§ Written task:
Collect every line below that contains the word "Rainfall".
** Begin Supplied records **
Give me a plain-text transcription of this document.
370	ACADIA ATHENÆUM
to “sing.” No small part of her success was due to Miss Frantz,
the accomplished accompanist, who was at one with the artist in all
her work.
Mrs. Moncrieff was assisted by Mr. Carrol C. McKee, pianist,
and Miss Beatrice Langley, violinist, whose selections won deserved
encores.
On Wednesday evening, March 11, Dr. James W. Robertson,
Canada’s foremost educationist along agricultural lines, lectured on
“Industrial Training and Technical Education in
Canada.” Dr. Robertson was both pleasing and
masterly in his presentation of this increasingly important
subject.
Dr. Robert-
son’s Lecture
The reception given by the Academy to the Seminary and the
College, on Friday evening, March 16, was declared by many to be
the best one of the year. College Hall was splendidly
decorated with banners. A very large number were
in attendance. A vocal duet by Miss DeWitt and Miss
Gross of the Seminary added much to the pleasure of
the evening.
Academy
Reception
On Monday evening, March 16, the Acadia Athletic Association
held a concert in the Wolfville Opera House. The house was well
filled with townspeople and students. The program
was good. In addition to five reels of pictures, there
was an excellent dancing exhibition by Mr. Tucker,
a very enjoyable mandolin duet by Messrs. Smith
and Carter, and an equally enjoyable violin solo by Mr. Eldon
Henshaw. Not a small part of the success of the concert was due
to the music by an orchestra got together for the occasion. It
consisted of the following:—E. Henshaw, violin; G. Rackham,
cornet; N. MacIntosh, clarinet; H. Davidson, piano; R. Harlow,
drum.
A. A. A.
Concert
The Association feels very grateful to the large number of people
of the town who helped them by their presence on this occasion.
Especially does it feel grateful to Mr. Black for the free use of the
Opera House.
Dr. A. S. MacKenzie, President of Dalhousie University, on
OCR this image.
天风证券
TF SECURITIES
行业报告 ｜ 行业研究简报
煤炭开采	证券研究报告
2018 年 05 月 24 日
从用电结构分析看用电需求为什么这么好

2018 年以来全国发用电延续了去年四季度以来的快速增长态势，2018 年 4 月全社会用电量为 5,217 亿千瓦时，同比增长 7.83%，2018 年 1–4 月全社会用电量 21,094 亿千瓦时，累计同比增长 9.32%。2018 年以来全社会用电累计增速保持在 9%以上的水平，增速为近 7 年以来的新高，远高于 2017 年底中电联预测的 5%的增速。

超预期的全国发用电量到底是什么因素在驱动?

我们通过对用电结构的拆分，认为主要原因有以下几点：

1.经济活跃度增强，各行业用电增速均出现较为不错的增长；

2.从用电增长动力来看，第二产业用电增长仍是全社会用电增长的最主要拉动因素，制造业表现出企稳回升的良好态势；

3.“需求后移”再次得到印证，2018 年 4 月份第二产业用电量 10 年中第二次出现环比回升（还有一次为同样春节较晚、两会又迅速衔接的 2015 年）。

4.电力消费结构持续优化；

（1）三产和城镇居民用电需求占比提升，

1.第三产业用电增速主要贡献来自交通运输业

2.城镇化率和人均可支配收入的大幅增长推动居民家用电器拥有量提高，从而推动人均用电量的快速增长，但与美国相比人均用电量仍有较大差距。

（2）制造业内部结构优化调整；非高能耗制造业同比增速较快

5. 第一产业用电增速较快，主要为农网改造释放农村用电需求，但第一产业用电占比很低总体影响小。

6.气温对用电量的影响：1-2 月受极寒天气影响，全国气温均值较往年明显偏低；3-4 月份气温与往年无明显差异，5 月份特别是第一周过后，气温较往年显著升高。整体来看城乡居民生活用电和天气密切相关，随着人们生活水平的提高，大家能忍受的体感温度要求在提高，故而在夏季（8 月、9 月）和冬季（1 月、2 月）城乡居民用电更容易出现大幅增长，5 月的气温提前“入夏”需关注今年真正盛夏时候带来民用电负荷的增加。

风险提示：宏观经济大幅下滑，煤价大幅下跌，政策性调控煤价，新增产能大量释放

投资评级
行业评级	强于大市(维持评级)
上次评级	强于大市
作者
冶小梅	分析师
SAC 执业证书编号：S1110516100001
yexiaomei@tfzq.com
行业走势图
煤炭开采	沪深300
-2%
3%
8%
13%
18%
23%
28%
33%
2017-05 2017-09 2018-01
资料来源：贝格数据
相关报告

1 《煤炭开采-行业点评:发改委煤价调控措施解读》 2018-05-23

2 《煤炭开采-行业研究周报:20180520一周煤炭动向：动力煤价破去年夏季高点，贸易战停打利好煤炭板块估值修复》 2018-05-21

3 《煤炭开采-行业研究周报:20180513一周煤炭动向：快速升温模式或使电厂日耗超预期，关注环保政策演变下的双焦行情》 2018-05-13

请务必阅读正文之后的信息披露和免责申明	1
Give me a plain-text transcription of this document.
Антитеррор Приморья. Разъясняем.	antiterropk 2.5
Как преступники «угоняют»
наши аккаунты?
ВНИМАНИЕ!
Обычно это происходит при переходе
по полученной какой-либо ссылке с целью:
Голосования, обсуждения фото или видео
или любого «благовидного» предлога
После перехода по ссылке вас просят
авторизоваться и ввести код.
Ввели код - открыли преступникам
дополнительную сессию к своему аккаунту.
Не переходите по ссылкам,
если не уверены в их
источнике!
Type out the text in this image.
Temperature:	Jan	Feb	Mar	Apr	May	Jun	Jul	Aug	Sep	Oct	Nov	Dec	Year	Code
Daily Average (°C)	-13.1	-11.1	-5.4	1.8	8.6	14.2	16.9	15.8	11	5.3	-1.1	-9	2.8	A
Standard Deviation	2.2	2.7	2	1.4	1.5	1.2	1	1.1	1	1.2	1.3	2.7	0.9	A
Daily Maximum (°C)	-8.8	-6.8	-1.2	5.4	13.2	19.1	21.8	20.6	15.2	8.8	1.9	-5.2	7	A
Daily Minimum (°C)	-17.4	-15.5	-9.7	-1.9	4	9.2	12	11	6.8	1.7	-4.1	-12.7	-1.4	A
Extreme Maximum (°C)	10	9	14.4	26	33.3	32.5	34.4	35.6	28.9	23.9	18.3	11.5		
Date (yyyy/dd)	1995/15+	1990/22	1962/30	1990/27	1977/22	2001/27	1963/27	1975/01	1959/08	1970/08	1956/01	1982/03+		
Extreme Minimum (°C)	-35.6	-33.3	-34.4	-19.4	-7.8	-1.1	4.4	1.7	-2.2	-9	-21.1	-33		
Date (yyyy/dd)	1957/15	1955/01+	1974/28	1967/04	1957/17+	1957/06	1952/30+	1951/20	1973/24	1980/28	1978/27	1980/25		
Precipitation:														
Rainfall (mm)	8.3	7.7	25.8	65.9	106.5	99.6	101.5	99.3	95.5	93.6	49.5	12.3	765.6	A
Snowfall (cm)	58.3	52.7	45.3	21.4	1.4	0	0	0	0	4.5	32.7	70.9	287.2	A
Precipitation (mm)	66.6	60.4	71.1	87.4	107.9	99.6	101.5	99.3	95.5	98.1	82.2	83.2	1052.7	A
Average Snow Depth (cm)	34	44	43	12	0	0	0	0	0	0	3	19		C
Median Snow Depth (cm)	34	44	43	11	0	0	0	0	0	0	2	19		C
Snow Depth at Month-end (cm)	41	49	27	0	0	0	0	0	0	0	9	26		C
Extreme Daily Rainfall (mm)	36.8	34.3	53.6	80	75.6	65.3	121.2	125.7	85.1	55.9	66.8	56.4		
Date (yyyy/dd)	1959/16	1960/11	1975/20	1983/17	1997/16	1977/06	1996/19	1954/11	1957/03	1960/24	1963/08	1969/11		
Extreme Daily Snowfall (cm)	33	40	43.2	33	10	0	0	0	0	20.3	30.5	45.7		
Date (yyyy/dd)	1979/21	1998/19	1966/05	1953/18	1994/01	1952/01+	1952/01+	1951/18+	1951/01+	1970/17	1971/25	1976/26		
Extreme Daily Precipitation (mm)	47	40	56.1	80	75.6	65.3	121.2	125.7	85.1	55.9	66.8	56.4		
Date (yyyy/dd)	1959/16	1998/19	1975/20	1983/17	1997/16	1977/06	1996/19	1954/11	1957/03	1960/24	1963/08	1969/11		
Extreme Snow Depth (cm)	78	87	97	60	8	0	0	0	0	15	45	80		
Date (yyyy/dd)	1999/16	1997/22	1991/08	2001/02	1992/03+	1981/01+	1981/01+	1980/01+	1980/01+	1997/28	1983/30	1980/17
** End Supplied records **
§ Expected answer:
Rainfall (mm)	8.3	7.7	25.8	65.9	106.5	99.6	101.5	99.3	95.5	93.6	49.5	12.3	765.6	A
Extreme Daily Rainfall (mm)	36.8	34.3	53.6	80	75.6	65.3	121.2	125.7	85.1	55.9	66.8	56.4		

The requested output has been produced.